• [Page extract]
Classification outside of the Encyclopédie
19
The
Journal de Trévoux, or
Mémoires pour
l'Histoire des Sciences & des Beaux-Arts, was one of the most influential 18th
century French periodicals. A sort of literary/scholarly journal reviewing and commenting on a
wide variety of contemporary publications, the
Journal de Trévoux
dealt with almost every discipline of knowledge. Given the great variety of subject matter
contained in this collection we felt it would be a natural choice for us to begin studying the
relationship of the Encyclopédie ontology to other 18th century texts. Of course, the 18th
century in France was a time of intellectual ferment and, as in most historical moments, there
existed more than one approach to the classification of the known world. And, indeed, the
philosophes' intellectual and political bent made their way of organizing ideas different from that of other thinkers, particularly the Jesuits who were behind the
Journal de Trévoux. Knowing this, we wanted to test the degree of overlap between the structure of knowledge in the
Encyclopédie and the
Journal de Trévoux, discovering in the process the commonalities, differences, and unique aspects of each. We hoped this experiment would give us a "slice of life" look at the intellectual milieu of the day, or at least provide an insight into the presumed differences in discourse between the two camps. To this end, we processed the ARTFL Project's 109 volumes of the
Journal de Trévoux, splitting them into 1,027 separate articles. Extending from 1751 to 1757, this collection covers the years during which the editors of the
Journal engaged in a fierce polemic with the encyclopédistes concerning the publication of the
Encyclopédie.

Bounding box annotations
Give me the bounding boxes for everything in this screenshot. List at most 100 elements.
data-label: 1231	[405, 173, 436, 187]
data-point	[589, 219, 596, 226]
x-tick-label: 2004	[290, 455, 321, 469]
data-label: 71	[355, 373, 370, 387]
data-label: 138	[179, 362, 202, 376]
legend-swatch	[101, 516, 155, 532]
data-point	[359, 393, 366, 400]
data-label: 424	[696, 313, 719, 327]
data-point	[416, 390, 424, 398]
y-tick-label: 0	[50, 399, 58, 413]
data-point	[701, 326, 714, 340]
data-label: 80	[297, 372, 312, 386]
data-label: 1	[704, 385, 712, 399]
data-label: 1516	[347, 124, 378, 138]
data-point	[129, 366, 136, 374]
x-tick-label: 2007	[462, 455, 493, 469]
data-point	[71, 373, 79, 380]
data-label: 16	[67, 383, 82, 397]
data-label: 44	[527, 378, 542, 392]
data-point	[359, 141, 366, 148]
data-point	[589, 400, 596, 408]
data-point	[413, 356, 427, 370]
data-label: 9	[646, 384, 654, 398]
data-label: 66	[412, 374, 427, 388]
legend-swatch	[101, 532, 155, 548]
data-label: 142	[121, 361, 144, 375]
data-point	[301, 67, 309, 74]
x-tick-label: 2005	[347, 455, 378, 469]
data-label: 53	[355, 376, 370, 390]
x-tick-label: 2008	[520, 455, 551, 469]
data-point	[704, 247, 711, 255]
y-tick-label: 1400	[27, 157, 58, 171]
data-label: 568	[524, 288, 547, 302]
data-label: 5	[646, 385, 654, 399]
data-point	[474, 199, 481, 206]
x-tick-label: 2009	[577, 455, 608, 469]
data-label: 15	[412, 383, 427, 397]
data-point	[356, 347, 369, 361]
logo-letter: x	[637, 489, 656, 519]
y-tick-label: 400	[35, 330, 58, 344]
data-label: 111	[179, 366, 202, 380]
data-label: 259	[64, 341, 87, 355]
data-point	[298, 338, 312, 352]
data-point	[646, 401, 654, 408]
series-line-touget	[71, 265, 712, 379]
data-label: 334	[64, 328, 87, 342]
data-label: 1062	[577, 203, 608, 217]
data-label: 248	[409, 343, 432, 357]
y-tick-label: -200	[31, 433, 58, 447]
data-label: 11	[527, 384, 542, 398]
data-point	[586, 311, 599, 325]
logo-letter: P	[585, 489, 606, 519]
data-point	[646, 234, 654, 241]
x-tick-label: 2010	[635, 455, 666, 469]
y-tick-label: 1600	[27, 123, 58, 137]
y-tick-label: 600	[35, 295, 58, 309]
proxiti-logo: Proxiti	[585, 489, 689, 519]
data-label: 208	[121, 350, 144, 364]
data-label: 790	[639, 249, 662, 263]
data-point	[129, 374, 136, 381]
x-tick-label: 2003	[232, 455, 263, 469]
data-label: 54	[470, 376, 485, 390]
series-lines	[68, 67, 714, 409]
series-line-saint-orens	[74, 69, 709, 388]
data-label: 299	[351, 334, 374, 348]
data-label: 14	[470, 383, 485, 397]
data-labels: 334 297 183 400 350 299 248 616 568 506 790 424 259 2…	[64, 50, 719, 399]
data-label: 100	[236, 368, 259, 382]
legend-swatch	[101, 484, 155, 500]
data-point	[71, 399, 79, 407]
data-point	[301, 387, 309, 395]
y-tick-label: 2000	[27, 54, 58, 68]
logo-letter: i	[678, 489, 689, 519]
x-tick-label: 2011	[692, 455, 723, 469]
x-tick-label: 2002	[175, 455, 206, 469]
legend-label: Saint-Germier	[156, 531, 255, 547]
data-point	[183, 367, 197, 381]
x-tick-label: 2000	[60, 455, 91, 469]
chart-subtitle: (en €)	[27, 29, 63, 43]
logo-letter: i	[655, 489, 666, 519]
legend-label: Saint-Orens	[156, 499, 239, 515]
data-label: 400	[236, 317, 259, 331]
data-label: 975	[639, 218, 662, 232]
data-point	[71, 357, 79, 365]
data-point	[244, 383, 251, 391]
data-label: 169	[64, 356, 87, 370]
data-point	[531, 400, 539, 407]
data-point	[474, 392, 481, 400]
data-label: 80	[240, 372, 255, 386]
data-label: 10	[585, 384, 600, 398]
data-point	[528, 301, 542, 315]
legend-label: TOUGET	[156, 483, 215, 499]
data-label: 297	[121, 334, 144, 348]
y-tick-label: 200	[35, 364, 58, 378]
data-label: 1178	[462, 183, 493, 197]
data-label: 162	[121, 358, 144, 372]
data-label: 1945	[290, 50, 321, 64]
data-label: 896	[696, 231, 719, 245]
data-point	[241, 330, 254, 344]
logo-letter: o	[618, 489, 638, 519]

• [Exercise]
Answer these questions from the text on the Journal de Trévoux:
1. Who was behind the Journal de Trévoux?
2. Into how many separate articles were the 109 volumes split?
3. Which years does the processed collection span?

• [Final answer]
1. The Jesuits.
2. 1,027.
3. 1751 to 1757.